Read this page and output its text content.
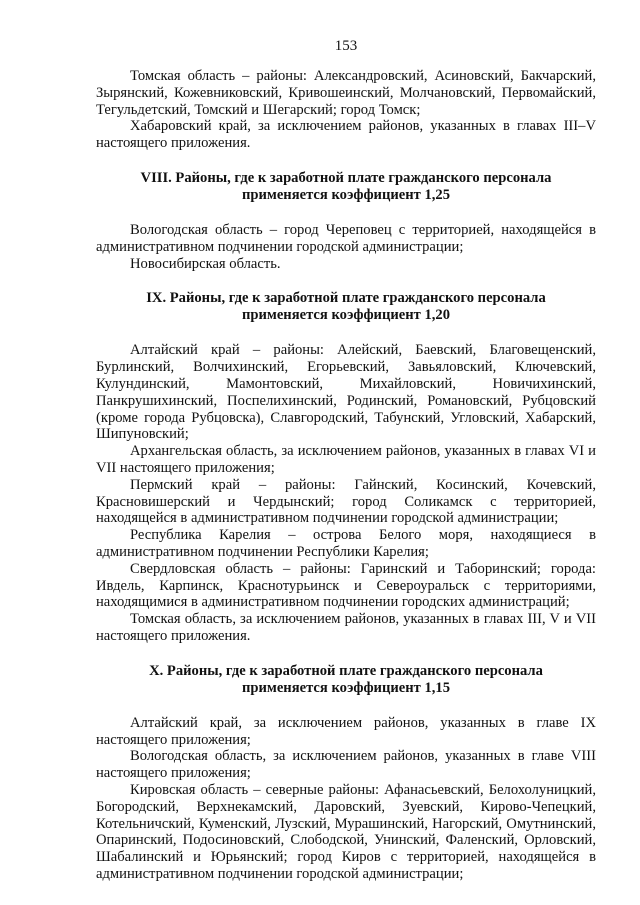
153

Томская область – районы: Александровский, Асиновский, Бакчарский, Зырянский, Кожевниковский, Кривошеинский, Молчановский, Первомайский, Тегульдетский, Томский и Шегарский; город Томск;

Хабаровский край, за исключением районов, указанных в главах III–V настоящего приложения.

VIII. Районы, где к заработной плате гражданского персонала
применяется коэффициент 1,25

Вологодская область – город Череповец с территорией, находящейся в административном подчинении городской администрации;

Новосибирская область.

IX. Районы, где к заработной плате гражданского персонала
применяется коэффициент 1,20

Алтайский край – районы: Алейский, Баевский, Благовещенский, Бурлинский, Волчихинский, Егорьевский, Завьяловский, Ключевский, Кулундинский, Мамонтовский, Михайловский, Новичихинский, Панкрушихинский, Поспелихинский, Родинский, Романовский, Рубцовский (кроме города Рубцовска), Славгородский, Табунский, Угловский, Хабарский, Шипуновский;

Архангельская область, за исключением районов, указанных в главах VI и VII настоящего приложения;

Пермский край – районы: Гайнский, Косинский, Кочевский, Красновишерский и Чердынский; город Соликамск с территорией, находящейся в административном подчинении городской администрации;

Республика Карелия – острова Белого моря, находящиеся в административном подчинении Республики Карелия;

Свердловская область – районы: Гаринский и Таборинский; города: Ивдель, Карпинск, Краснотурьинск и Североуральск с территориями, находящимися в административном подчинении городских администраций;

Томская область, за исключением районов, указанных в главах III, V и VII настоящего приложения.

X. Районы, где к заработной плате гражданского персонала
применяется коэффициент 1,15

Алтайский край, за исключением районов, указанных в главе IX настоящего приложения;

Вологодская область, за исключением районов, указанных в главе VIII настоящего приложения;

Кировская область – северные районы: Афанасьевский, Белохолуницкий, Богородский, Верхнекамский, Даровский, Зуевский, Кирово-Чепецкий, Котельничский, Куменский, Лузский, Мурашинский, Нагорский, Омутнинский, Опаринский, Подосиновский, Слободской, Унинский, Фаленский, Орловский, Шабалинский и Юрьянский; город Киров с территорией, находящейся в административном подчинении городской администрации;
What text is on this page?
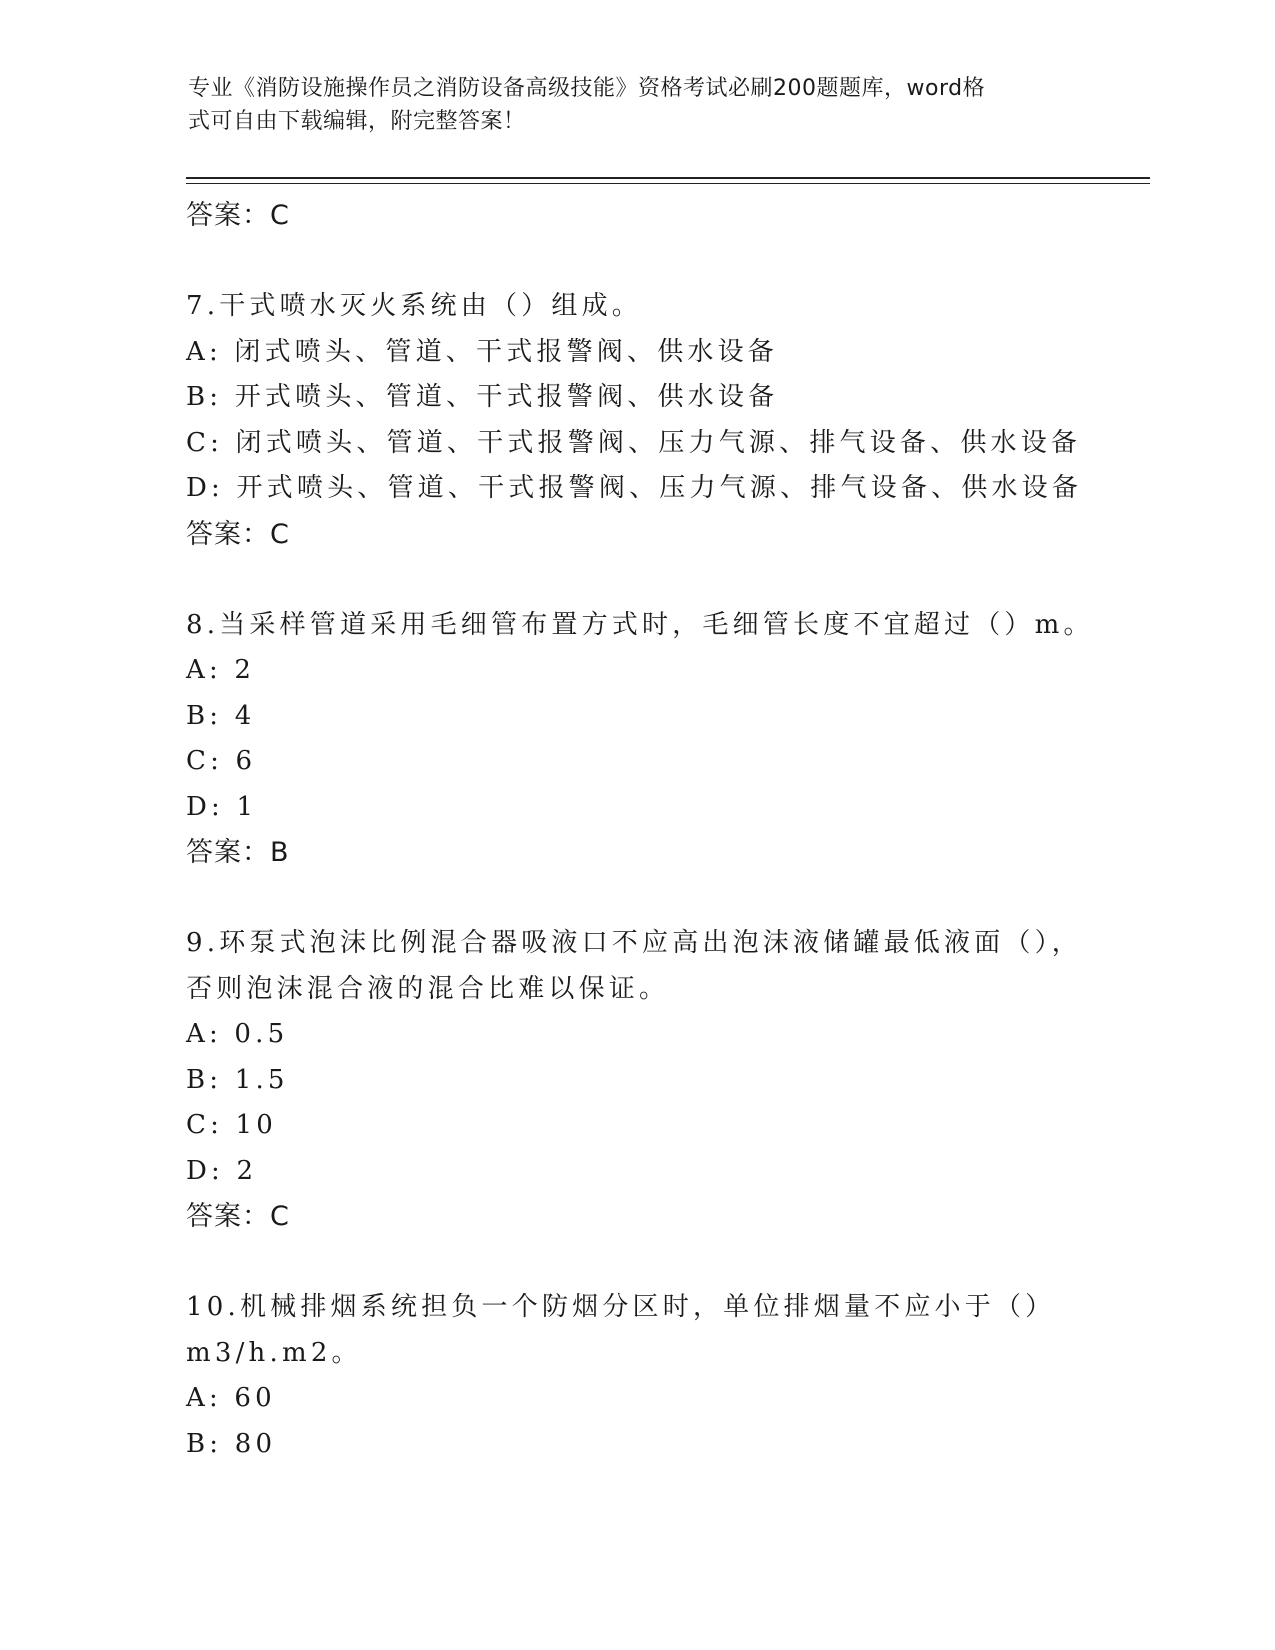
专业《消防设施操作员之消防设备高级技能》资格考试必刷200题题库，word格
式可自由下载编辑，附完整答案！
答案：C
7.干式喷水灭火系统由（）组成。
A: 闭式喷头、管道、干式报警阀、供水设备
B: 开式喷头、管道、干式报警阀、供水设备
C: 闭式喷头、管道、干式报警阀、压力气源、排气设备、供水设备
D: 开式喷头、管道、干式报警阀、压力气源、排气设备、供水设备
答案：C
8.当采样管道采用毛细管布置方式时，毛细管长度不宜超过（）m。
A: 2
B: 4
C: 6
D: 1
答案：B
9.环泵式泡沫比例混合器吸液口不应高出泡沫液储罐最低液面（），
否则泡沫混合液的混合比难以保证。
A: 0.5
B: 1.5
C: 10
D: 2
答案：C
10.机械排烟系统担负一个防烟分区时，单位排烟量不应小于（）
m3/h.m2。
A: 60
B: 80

+--

» **What you should do**
Copy all the lines of data exactly as they appear, dropping any images.

» **Response to this task**
Read this page and output its text content.
153

Томская область – районы: Александровский, Асиновский, Бакчарский, Зырянский, Кожевниковский, Кривошеинский, Молчановский, Первомайский, Тегульдетский, Томский и Шегарский; город Томск;

Хабаровский край, за исключением районов, указанных в главах III–V настоящего приложения.

VIII. Районы, где к заработной плате гражданского персонала
применяется коэффициент 1,25

Вологодская область – город Череповец с территорией, находящейся в административном подчинении городской администрации;

Новосибирская область.

IX. Районы, где к заработной плате гражданского персонала
применяется коэффициент 1,20

Алтайский край – районы: Алейский, Баевский, Благовещенский, Бурлинский, Волчихинский, Егорьевский, Завьяловский, Ключевский, Кулундинский, Мамонтовский, Михайловский, Новичихинский, Панкрушихинский, Поспелихинский, Родинский, Романовский, Рубцовский (кроме города Рубцовска), Славгородский, Табунский, Угловский, Хабарский, Шипуновский;

Архангельская область, за исключением районов, указанных в главах VI и VII настоящего приложения;

Пермский край – районы: Гайнский, Косинский, Кочевский, Красновишерский и Чердынский; город Соликамск с территорией, находящейся в административном подчинении городской администрации;

Республика Карелия – острова Белого моря, находящиеся в административном подчинении Республики Карелия;

Свердловская область – районы: Гаринский и Таборинский; города: Ивдель, Карпинск, Краснотурьинск и Североуральск с территориями, находящимися в административном подчинении городских администраций;

Томская область, за исключением районов, указанных в главах III, V и VII настоящего приложения.

X. Районы, где к заработной плате гражданского персонала
применяется коэффициент 1,15

Алтайский край, за исключением районов, указанных в главе IX настоящего приложения;

Вологодская область, за исключением районов, указанных в главе VIII настоящего приложения;

Кировская область – северные районы: Афанасьевский, Белохолуницкий, Богородский, Верхнекамский, Даровский, Зуевский, Кирово-Чепецкий, Котельничский, Куменский, Лузский, Мурашинский, Нагорский, Омутнинский, Опаринский, Подосиновский, Слободской, Унинский, Фаленский, Орловский, Шабалинский и Юрьянский; город Киров с территорией, находящейся в административном подчинении городской администрации;
What text is on this page?
专业《消防设施操作员之消防设备高级技能》资格考试必刷200题题库，word格
式可自由下载编辑，附完整答案！
答案：C
7.干式喷水灭火系统由（）组成。
A: 闭式喷头、管道、干式报警阀、供水设备
B: 开式喷头、管道、干式报警阀、供水设备
C: 闭式喷头、管道、干式报警阀、压力气源、排气设备、供水设备
D: 开式喷头、管道、干式报警阀、压力气源、排气设备、供水设备
答案：C
8.当采样管道采用毛细管布置方式时，毛细管长度不宜超过（）m。
A: 2
B: 4
C: 6
D: 1
答案：B
9.环泵式泡沫比例混合器吸液口不应高出泡沫液储罐最低液面（），
否则泡沫混合液的混合比难以保证。
A: 0.5
B: 1.5
C: 10
D: 2
答案：C
10.机械排烟系统担负一个防烟分区时，单位排烟量不应小于（）
m3/h.m2。
A: 60
B: 80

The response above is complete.